## PROBLEM DESCRIPTION
From the entries that follow, extract each line holding the string "this".

(Lines of data)
★ ★ ★ ★ ★ ★ ★

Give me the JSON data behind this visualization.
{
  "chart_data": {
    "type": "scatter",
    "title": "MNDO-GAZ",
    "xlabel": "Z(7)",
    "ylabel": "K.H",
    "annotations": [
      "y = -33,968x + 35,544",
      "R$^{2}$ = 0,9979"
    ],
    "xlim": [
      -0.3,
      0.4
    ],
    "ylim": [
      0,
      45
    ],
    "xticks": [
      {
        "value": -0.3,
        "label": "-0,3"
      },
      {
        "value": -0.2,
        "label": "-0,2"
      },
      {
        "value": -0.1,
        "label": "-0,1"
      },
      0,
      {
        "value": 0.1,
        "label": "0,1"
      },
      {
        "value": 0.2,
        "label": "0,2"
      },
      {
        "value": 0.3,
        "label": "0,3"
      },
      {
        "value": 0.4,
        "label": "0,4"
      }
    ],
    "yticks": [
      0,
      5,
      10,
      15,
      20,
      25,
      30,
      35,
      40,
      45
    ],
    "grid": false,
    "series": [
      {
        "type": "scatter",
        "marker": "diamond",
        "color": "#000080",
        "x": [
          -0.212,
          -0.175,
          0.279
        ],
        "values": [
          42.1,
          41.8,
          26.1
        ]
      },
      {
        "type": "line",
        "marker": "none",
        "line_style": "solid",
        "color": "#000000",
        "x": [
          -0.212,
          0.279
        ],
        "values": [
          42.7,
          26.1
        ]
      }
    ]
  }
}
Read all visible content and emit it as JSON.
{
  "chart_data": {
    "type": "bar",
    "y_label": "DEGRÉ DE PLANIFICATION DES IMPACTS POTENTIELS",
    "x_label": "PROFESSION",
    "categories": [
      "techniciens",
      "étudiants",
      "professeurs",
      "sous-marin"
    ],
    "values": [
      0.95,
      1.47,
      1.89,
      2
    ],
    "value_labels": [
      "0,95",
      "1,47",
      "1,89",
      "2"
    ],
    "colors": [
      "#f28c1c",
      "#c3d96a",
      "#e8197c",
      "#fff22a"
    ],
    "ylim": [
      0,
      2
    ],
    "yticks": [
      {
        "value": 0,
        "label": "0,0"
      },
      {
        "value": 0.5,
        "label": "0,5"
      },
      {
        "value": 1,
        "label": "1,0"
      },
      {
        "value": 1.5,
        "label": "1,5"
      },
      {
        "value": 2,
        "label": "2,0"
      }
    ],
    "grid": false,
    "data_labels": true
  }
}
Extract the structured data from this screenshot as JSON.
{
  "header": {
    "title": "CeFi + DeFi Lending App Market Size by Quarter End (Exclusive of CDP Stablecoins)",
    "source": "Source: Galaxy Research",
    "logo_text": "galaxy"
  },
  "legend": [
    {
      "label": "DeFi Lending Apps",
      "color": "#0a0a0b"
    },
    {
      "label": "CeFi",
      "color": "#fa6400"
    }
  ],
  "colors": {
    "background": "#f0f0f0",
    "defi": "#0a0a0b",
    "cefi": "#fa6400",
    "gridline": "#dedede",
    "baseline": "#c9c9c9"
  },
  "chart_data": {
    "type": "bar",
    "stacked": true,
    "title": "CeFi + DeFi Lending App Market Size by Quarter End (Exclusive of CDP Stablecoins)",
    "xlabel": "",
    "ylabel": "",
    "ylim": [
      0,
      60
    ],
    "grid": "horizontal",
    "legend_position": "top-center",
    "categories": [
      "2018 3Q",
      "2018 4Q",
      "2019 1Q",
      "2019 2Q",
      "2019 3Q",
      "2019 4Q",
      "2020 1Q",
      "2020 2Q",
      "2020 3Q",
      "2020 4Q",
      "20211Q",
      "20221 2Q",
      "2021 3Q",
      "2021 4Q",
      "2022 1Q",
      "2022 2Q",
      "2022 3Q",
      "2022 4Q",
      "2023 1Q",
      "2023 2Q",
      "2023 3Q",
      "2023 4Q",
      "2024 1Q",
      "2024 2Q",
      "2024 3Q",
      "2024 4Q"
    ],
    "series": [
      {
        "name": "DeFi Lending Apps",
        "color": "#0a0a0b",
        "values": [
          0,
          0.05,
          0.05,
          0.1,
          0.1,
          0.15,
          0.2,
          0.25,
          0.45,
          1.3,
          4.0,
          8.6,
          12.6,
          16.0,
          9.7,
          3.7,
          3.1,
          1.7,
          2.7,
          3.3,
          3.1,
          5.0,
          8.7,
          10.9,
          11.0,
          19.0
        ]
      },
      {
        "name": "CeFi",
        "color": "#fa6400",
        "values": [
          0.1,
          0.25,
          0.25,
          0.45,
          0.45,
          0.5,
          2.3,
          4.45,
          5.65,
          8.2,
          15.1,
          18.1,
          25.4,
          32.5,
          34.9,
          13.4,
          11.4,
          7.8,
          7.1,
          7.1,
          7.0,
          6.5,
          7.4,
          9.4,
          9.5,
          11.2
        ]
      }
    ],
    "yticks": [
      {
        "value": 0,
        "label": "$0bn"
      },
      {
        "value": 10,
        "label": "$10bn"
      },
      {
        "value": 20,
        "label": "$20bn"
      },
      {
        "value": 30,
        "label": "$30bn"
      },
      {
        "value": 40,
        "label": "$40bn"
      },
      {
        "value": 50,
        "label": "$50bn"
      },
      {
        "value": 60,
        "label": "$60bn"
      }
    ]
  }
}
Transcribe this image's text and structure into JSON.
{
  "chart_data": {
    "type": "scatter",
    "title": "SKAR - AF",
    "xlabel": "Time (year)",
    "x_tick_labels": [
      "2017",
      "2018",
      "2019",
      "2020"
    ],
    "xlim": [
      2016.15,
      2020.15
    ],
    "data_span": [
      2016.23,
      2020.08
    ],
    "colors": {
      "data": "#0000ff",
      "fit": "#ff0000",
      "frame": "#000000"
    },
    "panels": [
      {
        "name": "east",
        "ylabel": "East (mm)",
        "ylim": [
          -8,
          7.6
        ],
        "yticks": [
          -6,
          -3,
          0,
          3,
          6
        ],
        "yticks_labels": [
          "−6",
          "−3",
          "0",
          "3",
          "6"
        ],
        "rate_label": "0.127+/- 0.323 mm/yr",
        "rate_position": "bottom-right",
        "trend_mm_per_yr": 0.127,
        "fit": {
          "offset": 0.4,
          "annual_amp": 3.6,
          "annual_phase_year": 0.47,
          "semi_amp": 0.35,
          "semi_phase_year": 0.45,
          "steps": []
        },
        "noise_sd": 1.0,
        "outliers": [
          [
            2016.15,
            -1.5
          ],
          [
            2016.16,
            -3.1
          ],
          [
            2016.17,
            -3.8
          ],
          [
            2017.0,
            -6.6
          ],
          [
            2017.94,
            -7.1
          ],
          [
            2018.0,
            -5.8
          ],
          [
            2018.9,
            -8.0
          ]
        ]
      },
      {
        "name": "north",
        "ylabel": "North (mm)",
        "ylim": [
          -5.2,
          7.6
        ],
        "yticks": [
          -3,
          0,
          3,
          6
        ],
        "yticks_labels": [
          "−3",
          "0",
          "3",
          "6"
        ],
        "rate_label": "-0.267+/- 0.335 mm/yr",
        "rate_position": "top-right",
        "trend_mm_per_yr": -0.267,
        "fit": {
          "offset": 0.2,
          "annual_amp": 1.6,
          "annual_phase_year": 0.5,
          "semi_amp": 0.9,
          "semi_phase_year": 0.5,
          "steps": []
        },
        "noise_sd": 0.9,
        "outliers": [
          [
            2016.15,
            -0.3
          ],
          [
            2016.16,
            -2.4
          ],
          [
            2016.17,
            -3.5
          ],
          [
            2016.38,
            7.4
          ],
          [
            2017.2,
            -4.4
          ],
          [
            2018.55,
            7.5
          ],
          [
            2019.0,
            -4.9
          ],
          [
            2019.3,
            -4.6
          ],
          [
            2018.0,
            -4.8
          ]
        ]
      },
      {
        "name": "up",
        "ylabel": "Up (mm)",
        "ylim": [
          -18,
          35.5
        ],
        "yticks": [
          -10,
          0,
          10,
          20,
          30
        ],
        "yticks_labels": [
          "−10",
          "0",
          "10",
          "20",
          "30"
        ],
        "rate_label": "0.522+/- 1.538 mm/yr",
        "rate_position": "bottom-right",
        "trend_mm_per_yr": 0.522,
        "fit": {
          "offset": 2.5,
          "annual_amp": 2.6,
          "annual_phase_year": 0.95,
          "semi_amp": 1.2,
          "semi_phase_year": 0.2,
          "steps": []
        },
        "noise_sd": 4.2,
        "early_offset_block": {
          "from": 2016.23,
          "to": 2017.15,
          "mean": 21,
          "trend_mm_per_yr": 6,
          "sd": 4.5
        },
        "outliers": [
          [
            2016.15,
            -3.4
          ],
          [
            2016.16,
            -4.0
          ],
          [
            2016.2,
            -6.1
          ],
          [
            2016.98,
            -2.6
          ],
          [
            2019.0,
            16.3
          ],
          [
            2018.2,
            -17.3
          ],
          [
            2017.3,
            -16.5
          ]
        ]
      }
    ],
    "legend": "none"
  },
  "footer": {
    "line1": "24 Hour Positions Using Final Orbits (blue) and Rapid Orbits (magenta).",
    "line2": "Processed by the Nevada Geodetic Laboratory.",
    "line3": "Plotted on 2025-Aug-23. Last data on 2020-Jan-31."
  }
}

★ ★ ★ ★ ★ ★ ★

## PROBLEM SOLUTION
Give me the JSON data behind this visualization.
Extract the structured data from this screenshot as JSON.
Transcribe this image's text and structure into JSON.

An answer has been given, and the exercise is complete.